**TEXTAUSZUG**.
Das ist uns aufgefallen
- Matsch-Fender Der mitgelieferte und verschraubte Fender ist an sich eine super Sache – wir würden nicht mehr ohne fahren wollen. Die Montage war nur etwas schweißtreibend, da man an einige der Schrauben nicht sonderlich gut rankommt, die lange Seite des Inbus-Schlüssels nehmen muss und alle Schrauben dank Schraubensicherung eher schwergängig zu drehen sind. Da sie in das Magnesium-Casting der Gabel geschraubt werden, sollte man das Gewinde nicht überdrehen – wir raten zur Vorsicht.
- Wuchtiges Auftreten DT Swiss deklariert die F535 als All Mountain-Gabel und liefert sie mit 120–160 mm Federweg aus. Allerdings ist die Gabel kein Leichtgewicht. Passend dazu verfügt sie auch über eine relativ wuchtige Optik.
- Haptik Dass man die Dämpfung und Zugstufe wie bei der Konkurrenz werkzeuglos verstellen kann, ist in unseren Augen ein großer Vorteil. Allerdings sind die Klicks der Drehrädchen an beiden Gabeln ziemlich schwammig. Gerade mit Handschuhen auf dem Trail kann man schnell mal einen Klick überspringen oder sich verzählen.
- Plushport-Dämpfung Die Abstimmung der Plushport-Dämpfung finden wir nach unseren ersten Testrunden überaus gelungen. Die F535 One spricht sehr sensibel an, liefert Unmengen an Grip und bietet früh genug ausreichend Gegenhalt. Man muss sich allerdings etwas an das ungewöhnliche Verhalten gewöhnen. Das ist uns allerdings trotz des kurzen Test-Zeitraums gut gelungen, sodass wir darin keinen wesentlichen Nachteil erkennen.
- F535 One vs. F535 Der Preisunterschied zwischen den Gabeln beträgt lediglich 160 €. Dafür verzichtet die F535-Gabel allerdings auf sämtliche Features, welche die F535 One auf dem Trail auszeichnen. Die Performance im Test lag auf einem soliden Niveau – ein genauer Vergleich mit aktuellen Konkurrenzgabeln war allerdings in der kurzen Zeit nicht möglich. Es bleibt abzuwarten, wie sich der Marktpreis entwickelt, – bei dem etwas hohen Gewicht und einer UVP von knapp unter 1.000 € für die reguläre F535 stellt sich jedoch die Frage, ob man nicht gleich zur One-Version greift oder bei der Konkurrenz fündig wird.

**EXTRAHIERTE ZEILEN**.
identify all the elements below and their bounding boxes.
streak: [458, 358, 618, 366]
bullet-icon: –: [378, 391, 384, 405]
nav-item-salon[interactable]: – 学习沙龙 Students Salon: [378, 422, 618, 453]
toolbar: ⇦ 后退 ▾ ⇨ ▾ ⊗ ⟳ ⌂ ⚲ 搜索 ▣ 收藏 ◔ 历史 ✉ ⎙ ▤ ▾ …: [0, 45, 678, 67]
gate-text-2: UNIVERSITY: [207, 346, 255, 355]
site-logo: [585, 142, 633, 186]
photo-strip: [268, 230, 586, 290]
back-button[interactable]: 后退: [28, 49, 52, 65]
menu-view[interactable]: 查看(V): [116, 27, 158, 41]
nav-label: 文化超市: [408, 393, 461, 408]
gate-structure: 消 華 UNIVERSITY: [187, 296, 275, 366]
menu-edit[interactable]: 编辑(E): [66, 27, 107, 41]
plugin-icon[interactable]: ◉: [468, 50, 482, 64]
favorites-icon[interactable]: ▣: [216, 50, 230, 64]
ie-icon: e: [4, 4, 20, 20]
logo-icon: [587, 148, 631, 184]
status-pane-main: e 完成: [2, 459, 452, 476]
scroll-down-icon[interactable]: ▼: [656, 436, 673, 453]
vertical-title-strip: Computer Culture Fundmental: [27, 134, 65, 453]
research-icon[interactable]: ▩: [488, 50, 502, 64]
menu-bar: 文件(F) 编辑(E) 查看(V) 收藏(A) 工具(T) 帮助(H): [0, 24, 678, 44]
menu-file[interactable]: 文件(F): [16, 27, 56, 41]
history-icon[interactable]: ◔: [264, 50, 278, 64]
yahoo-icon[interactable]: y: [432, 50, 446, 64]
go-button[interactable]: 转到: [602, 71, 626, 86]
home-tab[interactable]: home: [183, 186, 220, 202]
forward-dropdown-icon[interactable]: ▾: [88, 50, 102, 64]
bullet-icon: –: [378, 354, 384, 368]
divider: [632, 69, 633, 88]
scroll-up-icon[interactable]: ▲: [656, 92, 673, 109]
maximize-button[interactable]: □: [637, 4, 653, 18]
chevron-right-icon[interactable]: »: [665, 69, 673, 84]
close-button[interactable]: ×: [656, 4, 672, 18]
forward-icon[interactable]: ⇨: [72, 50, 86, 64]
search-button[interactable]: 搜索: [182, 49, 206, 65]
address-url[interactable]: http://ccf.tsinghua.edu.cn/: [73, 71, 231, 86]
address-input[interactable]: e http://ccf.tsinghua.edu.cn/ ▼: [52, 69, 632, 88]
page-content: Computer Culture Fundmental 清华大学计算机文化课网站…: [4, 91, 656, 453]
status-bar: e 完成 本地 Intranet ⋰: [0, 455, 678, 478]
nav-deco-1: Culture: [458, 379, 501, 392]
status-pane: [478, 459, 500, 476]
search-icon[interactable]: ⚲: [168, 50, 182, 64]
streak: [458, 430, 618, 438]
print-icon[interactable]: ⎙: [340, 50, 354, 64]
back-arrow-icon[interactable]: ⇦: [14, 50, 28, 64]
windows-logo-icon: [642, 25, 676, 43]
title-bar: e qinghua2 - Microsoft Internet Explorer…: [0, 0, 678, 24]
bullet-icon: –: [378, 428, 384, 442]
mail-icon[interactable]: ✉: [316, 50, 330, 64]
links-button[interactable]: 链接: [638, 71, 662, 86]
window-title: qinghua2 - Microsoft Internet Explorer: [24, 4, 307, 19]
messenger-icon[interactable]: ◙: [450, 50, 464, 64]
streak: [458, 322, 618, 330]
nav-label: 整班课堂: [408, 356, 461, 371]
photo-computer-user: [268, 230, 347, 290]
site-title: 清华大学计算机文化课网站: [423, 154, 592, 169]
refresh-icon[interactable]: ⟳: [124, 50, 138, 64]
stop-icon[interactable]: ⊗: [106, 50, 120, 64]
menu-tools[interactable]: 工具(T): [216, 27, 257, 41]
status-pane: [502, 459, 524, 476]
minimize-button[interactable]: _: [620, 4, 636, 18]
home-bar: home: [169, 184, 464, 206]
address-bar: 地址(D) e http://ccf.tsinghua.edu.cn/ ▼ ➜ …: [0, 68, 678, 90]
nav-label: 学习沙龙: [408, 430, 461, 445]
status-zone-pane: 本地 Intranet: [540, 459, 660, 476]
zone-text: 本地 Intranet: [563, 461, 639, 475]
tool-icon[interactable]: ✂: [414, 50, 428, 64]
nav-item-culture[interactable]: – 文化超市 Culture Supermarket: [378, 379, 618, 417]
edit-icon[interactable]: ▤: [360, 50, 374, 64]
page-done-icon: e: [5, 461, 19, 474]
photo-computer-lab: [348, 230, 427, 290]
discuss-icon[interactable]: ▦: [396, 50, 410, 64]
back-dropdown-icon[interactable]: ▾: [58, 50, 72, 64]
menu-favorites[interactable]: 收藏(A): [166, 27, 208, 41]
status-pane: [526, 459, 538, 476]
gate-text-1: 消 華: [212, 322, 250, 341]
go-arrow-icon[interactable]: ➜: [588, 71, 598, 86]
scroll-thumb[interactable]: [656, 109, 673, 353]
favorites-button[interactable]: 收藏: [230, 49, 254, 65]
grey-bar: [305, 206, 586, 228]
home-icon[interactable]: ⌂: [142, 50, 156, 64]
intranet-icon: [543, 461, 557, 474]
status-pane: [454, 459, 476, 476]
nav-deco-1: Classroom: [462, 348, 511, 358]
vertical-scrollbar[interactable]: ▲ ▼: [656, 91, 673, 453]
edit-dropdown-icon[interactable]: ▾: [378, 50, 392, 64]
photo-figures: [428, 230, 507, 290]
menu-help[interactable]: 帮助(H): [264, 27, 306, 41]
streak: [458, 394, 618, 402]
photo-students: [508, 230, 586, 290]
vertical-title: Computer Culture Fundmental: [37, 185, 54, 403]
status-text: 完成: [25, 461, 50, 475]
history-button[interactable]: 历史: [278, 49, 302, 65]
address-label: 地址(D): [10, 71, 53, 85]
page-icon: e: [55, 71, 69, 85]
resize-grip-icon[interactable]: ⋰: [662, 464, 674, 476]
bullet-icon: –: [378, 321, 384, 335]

**AUFGABEN ZUR ÜBUNG**.
**1)** Beantworten Sie anhand des Testberichts zur DT Swiss F535 die folgenden Fragen:
(a) Mit welchem Federweg wird die F535 ausgeliefert?
(b) Wie hoch ist der Preisunterschied zwischen der F535 One und der F535?
(c) Worin werden die Schrauben des Matsch-Fenders geschraubt?
**2)** Führen Sie den Testbericht zur DT Swiss F535 im gleichen Stil weiter.

**NUMMERIERTE ANTWORTEN**.
**1)**
(a) Mit 120–160 mm Federweg.
(b) Lediglich 160 €.
(c) In das Magnesium-Casting der Gabel.

**2)**
Fazit – DT Swiss F535 One & F535
Highlight des neuen DT Swiss All Mountain-Fahrwerks ist sicherlich die F535 One-Gabel. Durch die recht ungewöhnliche Dämpfung, die nicht nur Geschwindigkeits-, sondern auch Federwegs-abhängig funktioniert, braucht es etwas Eingewöhnungszeit. Dann begeistert die F535 One allerdings mit ihrer Sensitivität, Unmengen an Grip und viel Gegenhalt, wenn man ihn braucht.
Auch die günstigere F535-Federgabel und der bekannte, namensgleiche Dämpfer stehen dem Trailspaß nicht im Wege, vermitteln jedoch ein konventionelleres Gefühl und scheinen eher auf Fahrspaß und Verspieltheit ausgelegt zu sein als auf maximale Geschwindigkeit.
Was sagst du zum Ansatz von DT Swiss?
Testablauf
DT Swiss hat uns die F535 One und F535-Federgabeln einige Wochen vor Veröffentlichung zugesendet. Wir konnten beide Federgabeln im Wechsel und direkten Vergleich in einem Giant Trance X-Trail-Bike auf unseren uns gut vertrauten Hometrails testen.
Hier haben wir die DT Swiss-Federgabeln getestet
- Thüringer Wald Naturtrails mit vielen Wurzelteppichen und hohem Anteil an Nadelboden. Während unseres Testzeitraums herrschten extrem trockene Bedingungen, die zwar für hohe Geschwindigkeiten, aber wenig Grip gesorgt haben.